Task to complete:
Find "Extract all the data from this chart as JSON." in the material, then return exactly the line containing it and all lines after it to the end, leaving out pictures.

Data for this task:
-- -- --

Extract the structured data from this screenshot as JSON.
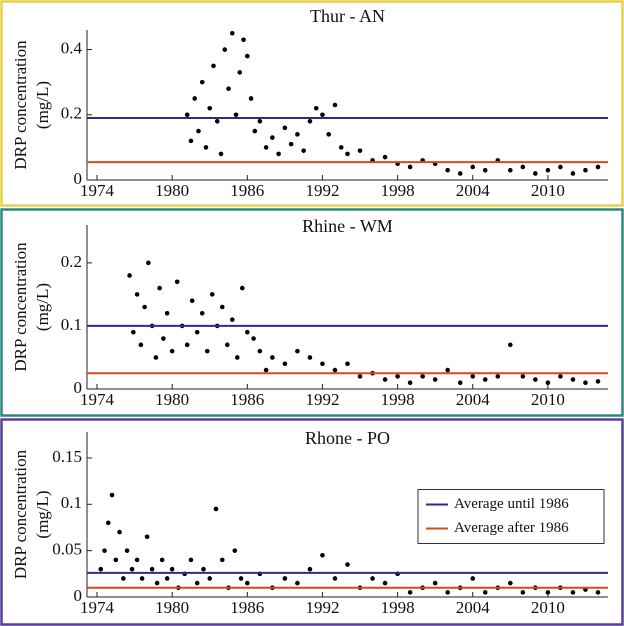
{
  "chart_data": [
    {
      "type": "scatter",
      "title": "Thur - AN",
      "ylabel": [
        "DRP concentration",
        "(mg/L)"
      ],
      "frame_color": "#e6d24a",
      "point_color": "#000000",
      "xlim": [
        1973.2,
        2014.8
      ],
      "xticks": [
        1974,
        1980,
        1986,
        1992,
        1998,
        2004,
        2010
      ],
      "ylim": [
        0,
        0.46
      ],
      "yticks": [
        0,
        0.2,
        0.4
      ],
      "x": [
        1981.2,
        1981.5,
        1981.8,
        1982.1,
        1982.4,
        1982.7,
        1983.0,
        1983.3,
        1983.6,
        1983.9,
        1984.2,
        1984.5,
        1984.8,
        1985.1,
        1985.4,
        1985.7,
        1986.0,
        1986.3,
        1986.6,
        1987.0,
        1987.5,
        1988.0,
        1988.5,
        1989.0,
        1989.5,
        1990.0,
        1990.5,
        1991.0,
        1991.5,
        1992.0,
        1992.5,
        1993.0,
        1993.5,
        1994.0,
        1995.0,
        1996.0,
        1997.0,
        1998.0,
        1999.0,
        2000.0,
        2001.0,
        2002.0,
        2003.0,
        2004.0,
        2005.0,
        2006.0,
        2007.0,
        2008.0,
        2009.0,
        2010.0,
        2011.0,
        2012.0,
        2013.0,
        2014.0
      ],
      "values": [
        0.2,
        0.12,
        0.25,
        0.15,
        0.3,
        0.1,
        0.22,
        0.35,
        0.18,
        0.08,
        0.4,
        0.28,
        0.45,
        0.2,
        0.33,
        0.43,
        0.38,
        0.25,
        0.15,
        0.18,
        0.1,
        0.13,
        0.08,
        0.16,
        0.11,
        0.14,
        0.09,
        0.18,
        0.22,
        0.2,
        0.14,
        0.23,
        0.1,
        0.08,
        0.09,
        0.06,
        0.07,
        0.05,
        0.04,
        0.06,
        0.05,
        0.03,
        0.02,
        0.04,
        0.03,
        0.06,
        0.03,
        0.04,
        0.02,
        0.03,
        0.04,
        0.02,
        0.03,
        0.04
      ],
      "hlines": [
        {
          "value": 0.19,
          "color": "#3b2393"
        },
        {
          "value": 0.055,
          "color": "#d9481c"
        }
      ]
    },
    {
      "type": "scatter",
      "title": "Rhine - WM",
      "ylabel": [
        "DRP concentration",
        "(mg/L)"
      ],
      "frame_color": "#2a8a80",
      "point_color": "#000000",
      "xlim": [
        1973.2,
        2014.8
      ],
      "xticks": [
        1974,
        1980,
        1986,
        1992,
        1998,
        2004,
        2010
      ],
      "ylim": [
        0,
        0.26
      ],
      "yticks": [
        0,
        0.1,
        0.2
      ],
      "x": [
        1976.6,
        1976.9,
        1977.2,
        1977.5,
        1977.8,
        1978.1,
        1978.4,
        1978.7,
        1979.0,
        1979.3,
        1979.6,
        1980.0,
        1980.4,
        1980.8,
        1981.2,
        1981.6,
        1982.0,
        1982.4,
        1982.8,
        1983.2,
        1983.6,
        1984.0,
        1984.4,
        1984.8,
        1985.2,
        1985.6,
        1986.0,
        1986.5,
        1987.0,
        1987.5,
        1988.0,
        1989.0,
        1990.0,
        1991.0,
        1992.0,
        1993.0,
        1994.0,
        1995.0,
        1996.0,
        1997.0,
        1998.0,
        1999.0,
        2000.0,
        2001.0,
        2002.0,
        2003.0,
        2004.0,
        2005.0,
        2006.0,
        2007.0,
        2008.0,
        2009.0,
        2010.0,
        2011.0,
        2012.0,
        2013.0,
        2014.0
      ],
      "values": [
        0.18,
        0.09,
        0.15,
        0.07,
        0.13,
        0.2,
        0.1,
        0.05,
        0.16,
        0.08,
        0.12,
        0.06,
        0.17,
        0.1,
        0.07,
        0.14,
        0.09,
        0.12,
        0.06,
        0.15,
        0.1,
        0.13,
        0.07,
        0.11,
        0.05,
        0.16,
        0.09,
        0.08,
        0.06,
        0.03,
        0.05,
        0.04,
        0.06,
        0.05,
        0.04,
        0.03,
        0.04,
        0.02,
        0.025,
        0.015,
        0.02,
        0.01,
        0.02,
        0.015,
        0.03,
        0.01,
        0.02,
        0.015,
        0.02,
        0.07,
        0.02,
        0.015,
        0.01,
        0.02,
        0.015,
        0.01,
        0.012
      ],
      "hlines": [
        {
          "value": 0.1,
          "color": "#3b2393"
        },
        {
          "value": 0.025,
          "color": "#d9481c"
        }
      ]
    },
    {
      "type": "scatter",
      "title": "Rhone - PO",
      "ylabel": [
        "DRP concentration",
        "(mg/L)"
      ],
      "frame_color": "#5a3e97",
      "point_color": "#000000",
      "xlim": [
        1973.2,
        2014.8
      ],
      "xticks": [
        1974,
        1980,
        1986,
        1992,
        1998,
        2004,
        2010
      ],
      "ylim": [
        0,
        0.178
      ],
      "yticks": [
        0,
        0.05,
        0.1,
        0.15
      ],
      "x": [
        1974.3,
        1974.6,
        1974.9,
        1975.2,
        1975.5,
        1975.8,
        1976.1,
        1976.4,
        1976.8,
        1977.2,
        1977.6,
        1978.0,
        1978.4,
        1978.8,
        1979.2,
        1979.6,
        1980.0,
        1980.5,
        1981.0,
        1981.5,
        1982.0,
        1982.5,
        1983.0,
        1983.5,
        1984.0,
        1984.5,
        1985.0,
        1985.5,
        1986.0,
        1987.0,
        1988.0,
        1989.0,
        1990.0,
        1991.0,
        1992.0,
        1993.0,
        1994.0,
        1995.0,
        1996.0,
        1997.0,
        1998.0,
        1999.0,
        2000.0,
        2001.0,
        2002.0,
        2003.0,
        2004.0,
        2005.0,
        2006.0,
        2007.0,
        2008.0,
        2009.0,
        2010.0,
        2011.0,
        2012.0,
        2013.0,
        2014.0
      ],
      "values": [
        0.03,
        0.05,
        0.08,
        0.11,
        0.04,
        0.07,
        0.02,
        0.05,
        0.03,
        0.04,
        0.02,
        0.065,
        0.03,
        0.015,
        0.04,
        0.02,
        0.03,
        0.01,
        0.025,
        0.04,
        0.015,
        0.03,
        0.02,
        0.095,
        0.04,
        0.01,
        0.05,
        0.02,
        0.015,
        0.025,
        0.01,
        0.02,
        0.015,
        0.03,
        0.045,
        0.02,
        0.035,
        0.01,
        0.02,
        0.015,
        0.025,
        0.005,
        0.01,
        0.015,
        0.005,
        0.01,
        0.02,
        0.005,
        0.01,
        0.015,
        0.005,
        0.01,
        0.005,
        0.01,
        0.005,
        0.008,
        0.005
      ],
      "hlines": [
        {
          "value": 0.026,
          "color": "#3b2393"
        },
        {
          "value": 0.01,
          "color": "#d9481c"
        }
      ],
      "legend": {
        "position": "right",
        "entries": [
          {
            "name": "Average until 1986",
            "color": "#3b2393"
          },
          {
            "name": "Average after 1986",
            "color": "#d9481c"
          }
        ]
      }
    }
  ]
}
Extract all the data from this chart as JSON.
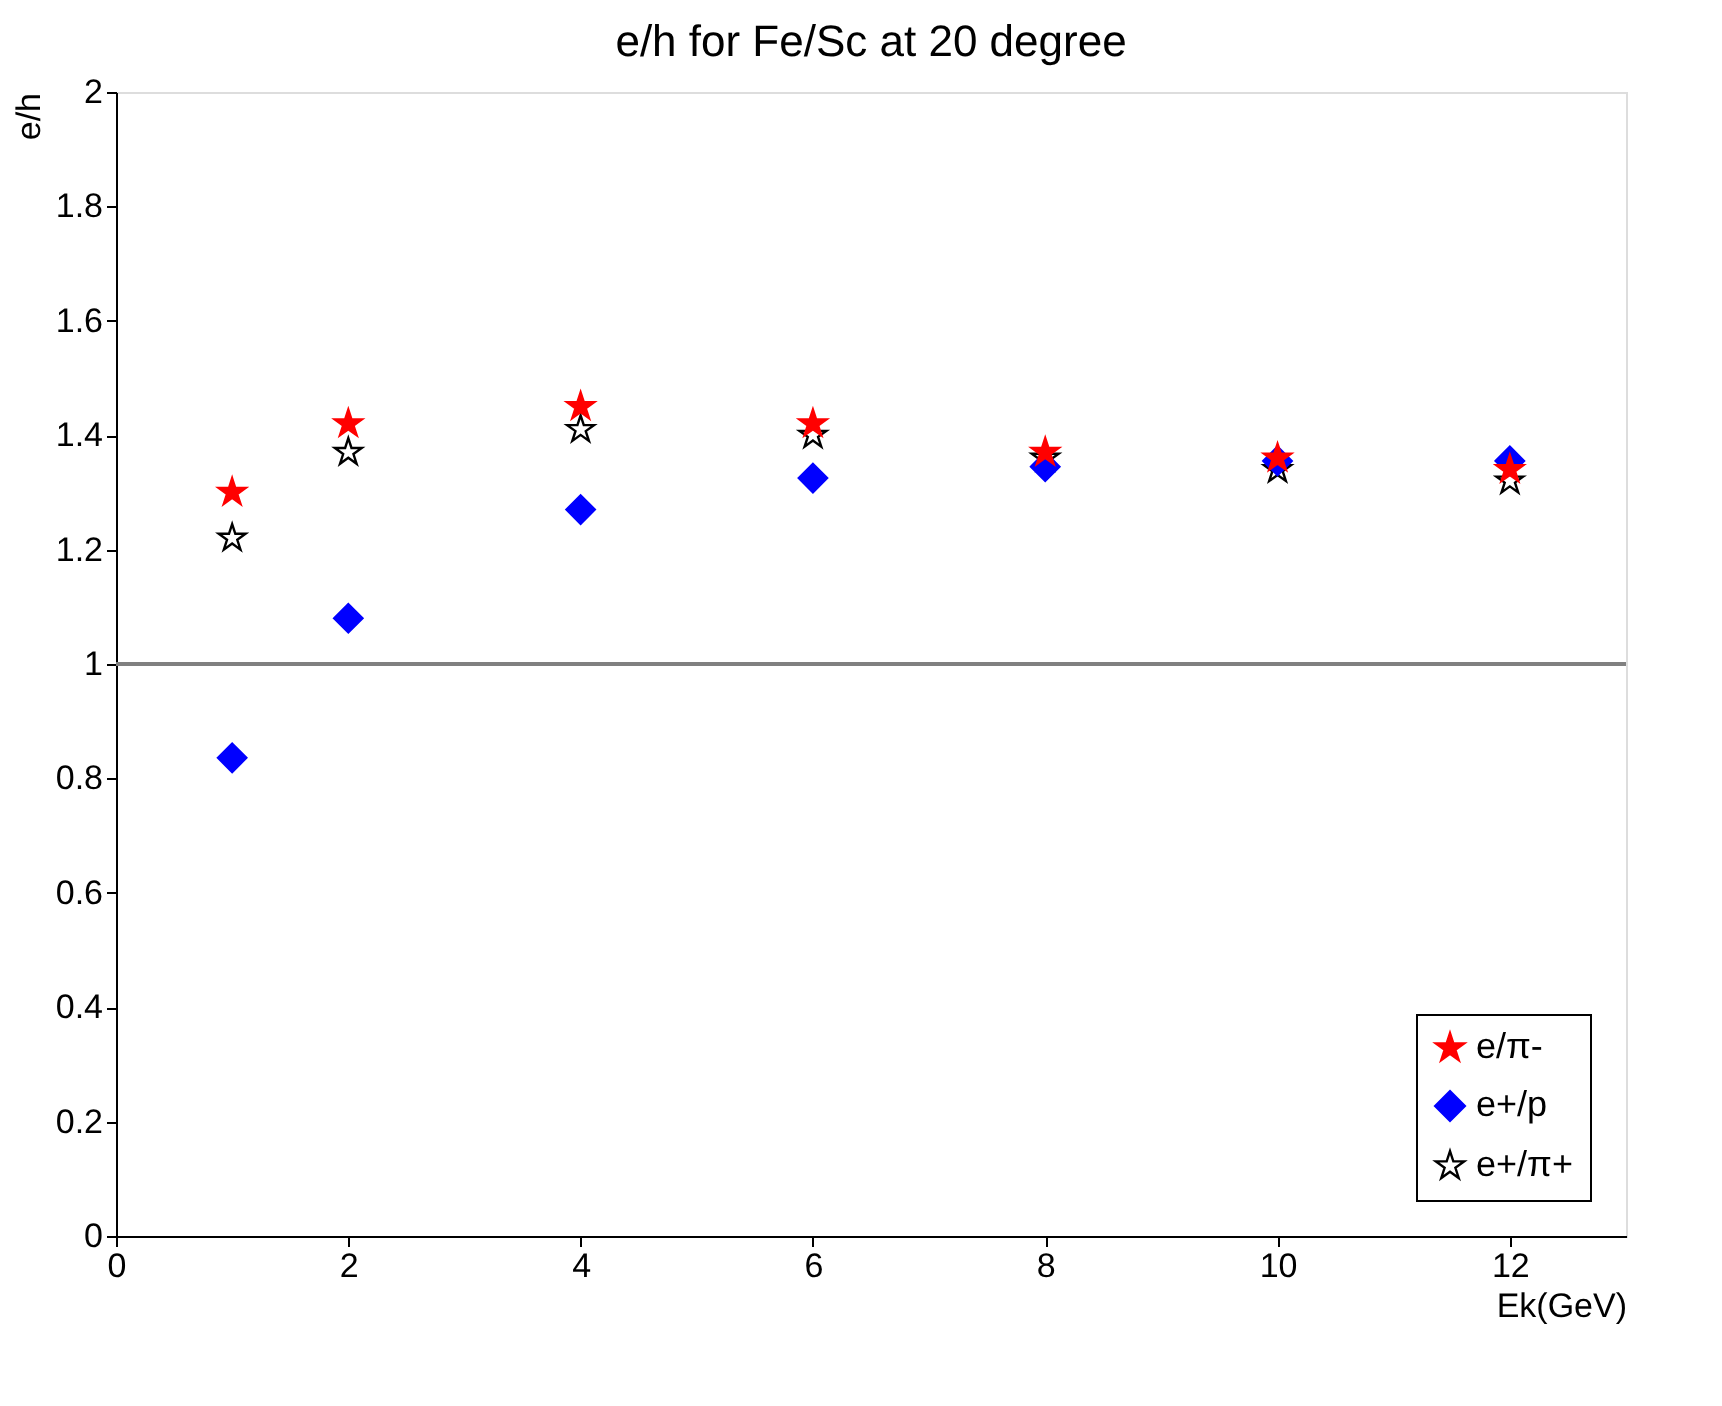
{
  "chart_data": {
    "type": "scatter",
    "title": "e/h for Fe/Sc at 20 degree",
    "xlabel": "Ek(GeV)",
    "ylabel": "e/h",
    "x": [
      1,
      2,
      4,
      6,
      8,
      10,
      12
    ],
    "series": [
      {
        "name": "e/π-",
        "color": "#ff0000",
        "marker": "star",
        "values": [
          1.3,
          1.42,
          1.45,
          1.42,
          1.37,
          1.36,
          1.34
        ]
      },
      {
        "name": "e+/p",
        "color": "#0000ff",
        "marker": "diamond",
        "values": [
          0.836,
          1.08,
          1.27,
          1.325,
          1.345,
          1.355,
          1.355
        ]
      },
      {
        "name": "e+/π+",
        "color": "#ffffff",
        "marker": "star",
        "values": [
          1.22,
          1.37,
          1.41,
          1.4,
          1.36,
          1.34,
          1.32
        ]
      }
    ],
    "xlim": [
      0,
      13
    ],
    "xticks": [
      0,
      2,
      4,
      6,
      8,
      10,
      12
    ],
    "ylim": [
      0,
      2
    ],
    "yticks": [
      0,
      0.2,
      0.4,
      0.6,
      0.8,
      1,
      1.2,
      1.4,
      1.6,
      1.8,
      2
    ],
    "ref_lines": [
      {
        "axis": "y",
        "value": 1,
        "color": "#808080"
      }
    ],
    "legend": "bottom right",
    "grid": false
  }
}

-- -- --

Answer for this exercise:
Extract all the data from this chart as JSON.
{
  "chart_data": {
    "type": "scatter",
    "title": "e/h for Fe/Sc at 20 degree",
    "xlabel": "Ek(GeV)",
    "ylabel": "e/h",
    "x": [
      1,
      2,
      4,
      6,
      8,
      10,
      12
    ],
    "series": [
      {
        "name": "e/π-",
        "color": "#ff0000",
        "marker": "star",
        "values": [
          1.3,
          1.42,
          1.45,
          1.42,
          1.37,
          1.36,
          1.34
        ]
      },
      {
        "name": "e+/p",
        "color": "#0000ff",
        "marker": "diamond",
        "values": [
          0.836,
          1.08,
          1.27,
          1.325,
          1.345,
          1.355,
          1.355
        ]
      },
      {
        "name": "e+/π+",
        "color": "#ffffff",
        "marker": "star",
        "values": [
          1.22,
          1.37,
          1.41,
          1.4,
          1.36,
          1.34,
          1.32
        ]
      }
    ],
    "xlim": [
      0,
      13
    ],
    "xticks": [
      0,
      2,
      4,
      6,
      8,
      10,
      12
    ],
    "ylim": [
      0,
      2
    ],
    "yticks": [
      0,
      0.2,
      0.4,
      0.6,
      0.8,
      1,
      1.2,
      1.4,
      1.6,
      1.8,
      2
    ],
    "ref_lines": [
      {
        "axis": "y",
        "value": 1,
        "color": "#808080"
      }
    ],
    "legend": "bottom right",
    "grid": false
  }
}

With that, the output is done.